***** Source text
How it Works

Pythumbnail parses python files on two levels. On the higher level, it detects the key identifiers at the beginning of the line (e.g. def, for, if...). It also keeps track of the number of indentations to construct the inheritance relationship between different lines. When the key identifier is found, it passes the string of that line to the lower level parser, which utilizes finite state machine to further divide it into function group names, logical operators and parameters.

Finite State Machine

A finite state machine (sometimes called a finite state automaton) is a computation model that can be implemented with hardware or software and can be used to simulate sequential logic and some computer programs. Finite state automata generate regular languages. Finite state machines can be used to model problems in many fields including mathematics, artificial intelligence, games, and linguistics.

Pythumbnail generates finite state machine maps for three different types of function group: function, for loop and while/if statement.

Time Complexity Analysis

Although the commonly used recursive approach in parsing is able to maintain an O(N) time complexity handling simple logic like maths equations, its complexity grows quickly as the objective complicates when parsing normal Python expressions. At the same time, however, with the limited number of states in FSM, a combination of higher level tree traversal and finite state machine could always maintain the time complexity at O(N).
**********
***** Dataset content
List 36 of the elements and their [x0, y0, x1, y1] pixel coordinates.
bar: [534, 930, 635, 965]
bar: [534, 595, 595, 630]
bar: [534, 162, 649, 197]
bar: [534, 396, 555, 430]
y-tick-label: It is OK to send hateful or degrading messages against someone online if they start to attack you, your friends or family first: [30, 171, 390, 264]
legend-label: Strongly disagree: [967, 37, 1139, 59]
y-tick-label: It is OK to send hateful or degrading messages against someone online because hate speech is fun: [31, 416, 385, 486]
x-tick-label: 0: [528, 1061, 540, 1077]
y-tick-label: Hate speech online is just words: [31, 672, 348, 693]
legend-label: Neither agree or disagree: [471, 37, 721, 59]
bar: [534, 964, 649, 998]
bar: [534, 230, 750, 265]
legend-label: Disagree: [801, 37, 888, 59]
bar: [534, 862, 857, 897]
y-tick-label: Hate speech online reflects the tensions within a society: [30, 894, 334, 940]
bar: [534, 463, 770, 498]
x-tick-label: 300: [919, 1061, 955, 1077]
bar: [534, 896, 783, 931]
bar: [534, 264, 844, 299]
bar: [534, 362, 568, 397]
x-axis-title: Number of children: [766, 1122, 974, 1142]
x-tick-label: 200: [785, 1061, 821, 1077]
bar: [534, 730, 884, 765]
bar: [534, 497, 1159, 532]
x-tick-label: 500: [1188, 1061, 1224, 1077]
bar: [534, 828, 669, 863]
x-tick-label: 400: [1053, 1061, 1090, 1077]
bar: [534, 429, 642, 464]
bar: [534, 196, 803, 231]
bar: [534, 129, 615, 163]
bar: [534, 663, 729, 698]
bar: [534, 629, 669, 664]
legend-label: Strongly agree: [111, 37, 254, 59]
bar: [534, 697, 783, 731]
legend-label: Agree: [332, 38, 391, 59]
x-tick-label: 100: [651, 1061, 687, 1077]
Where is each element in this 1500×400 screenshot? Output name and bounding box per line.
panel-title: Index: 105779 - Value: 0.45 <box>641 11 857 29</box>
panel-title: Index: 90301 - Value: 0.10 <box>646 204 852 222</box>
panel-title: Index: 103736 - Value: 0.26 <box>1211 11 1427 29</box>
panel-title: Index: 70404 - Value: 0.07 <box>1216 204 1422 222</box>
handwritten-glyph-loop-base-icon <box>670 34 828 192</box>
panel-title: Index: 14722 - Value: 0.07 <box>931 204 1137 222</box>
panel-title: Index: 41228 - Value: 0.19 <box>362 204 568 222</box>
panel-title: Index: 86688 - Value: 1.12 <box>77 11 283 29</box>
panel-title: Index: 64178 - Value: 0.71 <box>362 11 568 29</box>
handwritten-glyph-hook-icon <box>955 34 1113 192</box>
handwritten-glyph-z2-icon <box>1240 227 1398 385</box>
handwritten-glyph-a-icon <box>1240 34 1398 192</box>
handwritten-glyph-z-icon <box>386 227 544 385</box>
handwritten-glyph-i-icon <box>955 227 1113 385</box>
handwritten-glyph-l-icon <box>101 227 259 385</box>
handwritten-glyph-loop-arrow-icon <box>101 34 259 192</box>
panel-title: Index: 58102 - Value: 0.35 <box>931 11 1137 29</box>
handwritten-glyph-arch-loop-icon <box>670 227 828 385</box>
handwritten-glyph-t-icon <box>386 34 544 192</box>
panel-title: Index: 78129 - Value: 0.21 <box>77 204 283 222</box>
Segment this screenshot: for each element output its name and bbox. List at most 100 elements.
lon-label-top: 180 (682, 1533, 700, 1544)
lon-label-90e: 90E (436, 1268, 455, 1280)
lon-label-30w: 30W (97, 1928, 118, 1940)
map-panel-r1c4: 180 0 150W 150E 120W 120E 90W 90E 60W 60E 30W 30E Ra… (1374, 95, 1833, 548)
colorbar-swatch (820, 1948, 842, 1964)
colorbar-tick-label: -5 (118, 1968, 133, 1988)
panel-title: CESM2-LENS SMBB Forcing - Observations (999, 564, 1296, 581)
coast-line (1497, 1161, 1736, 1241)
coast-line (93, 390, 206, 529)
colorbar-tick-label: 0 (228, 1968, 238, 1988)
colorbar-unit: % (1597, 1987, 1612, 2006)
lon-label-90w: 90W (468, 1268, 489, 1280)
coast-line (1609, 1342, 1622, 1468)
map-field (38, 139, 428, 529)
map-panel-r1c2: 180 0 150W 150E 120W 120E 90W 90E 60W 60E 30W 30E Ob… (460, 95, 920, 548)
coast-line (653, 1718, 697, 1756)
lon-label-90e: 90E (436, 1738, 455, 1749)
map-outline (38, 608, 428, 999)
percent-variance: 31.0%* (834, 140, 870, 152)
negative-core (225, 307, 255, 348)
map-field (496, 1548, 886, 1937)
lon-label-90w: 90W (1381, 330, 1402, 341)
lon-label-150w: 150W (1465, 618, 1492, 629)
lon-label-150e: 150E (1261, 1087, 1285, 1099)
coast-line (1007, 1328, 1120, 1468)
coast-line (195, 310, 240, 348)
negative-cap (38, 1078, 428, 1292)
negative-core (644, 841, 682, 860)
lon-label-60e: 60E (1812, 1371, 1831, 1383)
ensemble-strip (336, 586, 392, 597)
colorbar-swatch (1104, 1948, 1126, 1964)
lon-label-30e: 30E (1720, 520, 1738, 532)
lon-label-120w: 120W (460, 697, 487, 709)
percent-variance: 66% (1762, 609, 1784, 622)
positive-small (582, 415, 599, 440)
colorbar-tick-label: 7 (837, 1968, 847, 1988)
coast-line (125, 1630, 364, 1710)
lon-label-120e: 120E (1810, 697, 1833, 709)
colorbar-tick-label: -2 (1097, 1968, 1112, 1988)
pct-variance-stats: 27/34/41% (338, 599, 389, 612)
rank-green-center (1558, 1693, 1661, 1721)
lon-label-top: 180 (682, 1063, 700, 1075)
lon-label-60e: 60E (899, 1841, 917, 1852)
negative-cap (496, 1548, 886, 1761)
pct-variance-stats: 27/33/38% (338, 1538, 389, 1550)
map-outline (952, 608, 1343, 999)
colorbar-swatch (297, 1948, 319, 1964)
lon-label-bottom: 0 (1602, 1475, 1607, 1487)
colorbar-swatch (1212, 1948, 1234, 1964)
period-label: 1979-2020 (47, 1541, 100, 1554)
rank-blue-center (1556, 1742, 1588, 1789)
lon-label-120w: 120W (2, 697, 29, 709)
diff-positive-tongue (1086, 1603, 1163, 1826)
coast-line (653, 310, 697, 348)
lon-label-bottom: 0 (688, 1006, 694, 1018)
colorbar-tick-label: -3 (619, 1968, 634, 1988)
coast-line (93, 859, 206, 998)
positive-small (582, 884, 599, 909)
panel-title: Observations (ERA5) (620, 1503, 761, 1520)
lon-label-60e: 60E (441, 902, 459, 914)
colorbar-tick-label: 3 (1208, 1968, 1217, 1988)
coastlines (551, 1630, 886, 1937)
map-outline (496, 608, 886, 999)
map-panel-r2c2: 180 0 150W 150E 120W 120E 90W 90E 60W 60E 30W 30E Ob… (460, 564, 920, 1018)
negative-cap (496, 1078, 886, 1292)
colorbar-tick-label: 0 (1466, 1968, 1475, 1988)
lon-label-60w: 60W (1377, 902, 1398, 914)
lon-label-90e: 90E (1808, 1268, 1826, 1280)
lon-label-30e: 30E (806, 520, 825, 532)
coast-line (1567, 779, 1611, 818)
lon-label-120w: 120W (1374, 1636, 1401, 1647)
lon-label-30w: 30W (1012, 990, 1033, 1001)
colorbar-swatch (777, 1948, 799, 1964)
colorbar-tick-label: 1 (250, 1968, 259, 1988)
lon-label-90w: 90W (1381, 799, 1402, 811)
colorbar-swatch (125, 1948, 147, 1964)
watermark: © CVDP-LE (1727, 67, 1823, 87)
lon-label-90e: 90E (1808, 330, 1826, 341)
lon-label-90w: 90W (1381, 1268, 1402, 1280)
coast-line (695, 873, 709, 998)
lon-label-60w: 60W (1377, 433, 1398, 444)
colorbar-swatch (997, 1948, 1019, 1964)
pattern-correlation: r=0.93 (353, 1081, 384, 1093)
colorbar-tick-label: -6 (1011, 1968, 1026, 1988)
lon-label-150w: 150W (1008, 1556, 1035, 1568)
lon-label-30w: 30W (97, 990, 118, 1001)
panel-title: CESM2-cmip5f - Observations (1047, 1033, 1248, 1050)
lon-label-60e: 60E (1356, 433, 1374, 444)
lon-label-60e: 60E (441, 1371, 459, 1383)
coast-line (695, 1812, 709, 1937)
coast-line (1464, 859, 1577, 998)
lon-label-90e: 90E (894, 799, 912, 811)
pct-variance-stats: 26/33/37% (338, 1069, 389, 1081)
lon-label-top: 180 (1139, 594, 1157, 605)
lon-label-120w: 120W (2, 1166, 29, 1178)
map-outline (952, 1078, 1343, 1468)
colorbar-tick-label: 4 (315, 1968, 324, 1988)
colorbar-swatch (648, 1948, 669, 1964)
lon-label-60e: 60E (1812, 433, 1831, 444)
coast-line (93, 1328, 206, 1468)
**********
Your instructions:
Reproduce word for word the passage of the Pythumbnail text starting at "Although the commonly" and ending at "complexity at O(N).".

Output:
Although the commonly used recursive approach in parsing is able to maintain an O(N) time complexity handling simple logic like maths equations, its complexity grows quickly as the objective complicates when parsing normal Python expressions. At the same time, however, with the limited number of states in FSM, a combination of higher level tree traversal and finite state machine could always maintain the time complexity at O(N).